>> start RECORDS SHOWN

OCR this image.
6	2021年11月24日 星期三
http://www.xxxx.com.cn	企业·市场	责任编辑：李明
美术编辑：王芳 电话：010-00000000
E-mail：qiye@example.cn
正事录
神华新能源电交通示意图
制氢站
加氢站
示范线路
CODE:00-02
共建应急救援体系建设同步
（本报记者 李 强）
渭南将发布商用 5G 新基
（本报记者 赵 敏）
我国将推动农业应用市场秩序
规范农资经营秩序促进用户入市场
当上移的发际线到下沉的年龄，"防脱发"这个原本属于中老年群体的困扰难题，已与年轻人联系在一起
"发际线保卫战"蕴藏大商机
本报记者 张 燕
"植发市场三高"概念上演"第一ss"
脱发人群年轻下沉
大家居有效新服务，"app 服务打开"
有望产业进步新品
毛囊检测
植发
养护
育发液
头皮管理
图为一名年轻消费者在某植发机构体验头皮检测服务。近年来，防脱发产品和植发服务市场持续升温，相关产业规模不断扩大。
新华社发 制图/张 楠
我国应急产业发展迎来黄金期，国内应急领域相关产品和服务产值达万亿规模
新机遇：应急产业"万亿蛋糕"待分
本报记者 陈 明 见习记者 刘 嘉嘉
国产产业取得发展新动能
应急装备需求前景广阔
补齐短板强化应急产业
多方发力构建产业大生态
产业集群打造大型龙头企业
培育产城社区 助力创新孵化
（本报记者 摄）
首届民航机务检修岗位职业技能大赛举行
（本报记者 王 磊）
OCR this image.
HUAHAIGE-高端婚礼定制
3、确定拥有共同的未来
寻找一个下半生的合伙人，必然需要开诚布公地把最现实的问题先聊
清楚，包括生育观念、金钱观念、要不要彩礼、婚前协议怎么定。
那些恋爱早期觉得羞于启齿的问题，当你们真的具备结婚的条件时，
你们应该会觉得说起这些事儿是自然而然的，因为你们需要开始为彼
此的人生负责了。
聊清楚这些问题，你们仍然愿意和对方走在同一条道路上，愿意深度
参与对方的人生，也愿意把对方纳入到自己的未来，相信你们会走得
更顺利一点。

>> end RECORDS SHOWN

▸ WHAT YOU NEED TO DO: Show the data once more, exactly as it was written.

▸ RESPONSE FOR THIS EXERCISE:
OCR this image.
6	2021年11月24日 星期三
http://www.xxxx.com.cn	企业·市场	责任编辑：李明
美术编辑：王芳 电话：010-00000000
E-mail：qiye@example.cn
正事录
神华新能源电交通示意图
制氢站
加氢站
示范线路
CODE:00-02
共建应急救援体系建设同步
（本报记者 李 强）
渭南将发布商用 5G 新基
（本报记者 赵 敏）
我国将推动农业应用市场秩序
规范农资经营秩序促进用户入市场
当上移的发际线到下沉的年龄，"防脱发"这个原本属于中老年群体的困扰难题，已与年轻人联系在一起
"发际线保卫战"蕴藏大商机
本报记者 张 燕
"植发市场三高"概念上演"第一ss"
脱发人群年轻下沉
大家居有效新服务，"app 服务打开"
有望产业进步新品
毛囊检测
植发
养护
育发液
头皮管理
图为一名年轻消费者在某植发机构体验头皮检测服务。近年来，防脱发产品和植发服务市场持续升温，相关产业规模不断扩大。
新华社发 制图/张 楠
我国应急产业发展迎来黄金期，国内应急领域相关产品和服务产值达万亿规模
新机遇：应急产业"万亿蛋糕"待分
本报记者 陈 明 见习记者 刘 嘉嘉
国产产业取得发展新动能
应急装备需求前景广阔
补齐短板强化应急产业
多方发力构建产业大生态
产业集群打造大型龙头企业
培育产城社区 助力创新孵化
（本报记者 摄）
首届民航机务检修岗位职业技能大赛举行
（本报记者 王 磊）
OCR this image.
HUAHAIGE-高端婚礼定制
3、确定拥有共同的未来
寻找一个下半生的合伙人，必然需要开诚布公地把最现实的问题先聊
清楚，包括生育观念、金钱观念、要不要彩礼、婚前协议怎么定。
那些恋爱早期觉得羞于启齿的问题，当你们真的具备结婚的条件时，
你们应该会觉得说起这些事儿是自然而然的，因为你们需要开始为彼
此的人生负责了。
聊清楚这些问题，你们仍然愿意和对方走在同一条道路上，愿意深度
参与对方的人生，也愿意把对方纳入到自己的未来，相信你们会走得
更顺利一点。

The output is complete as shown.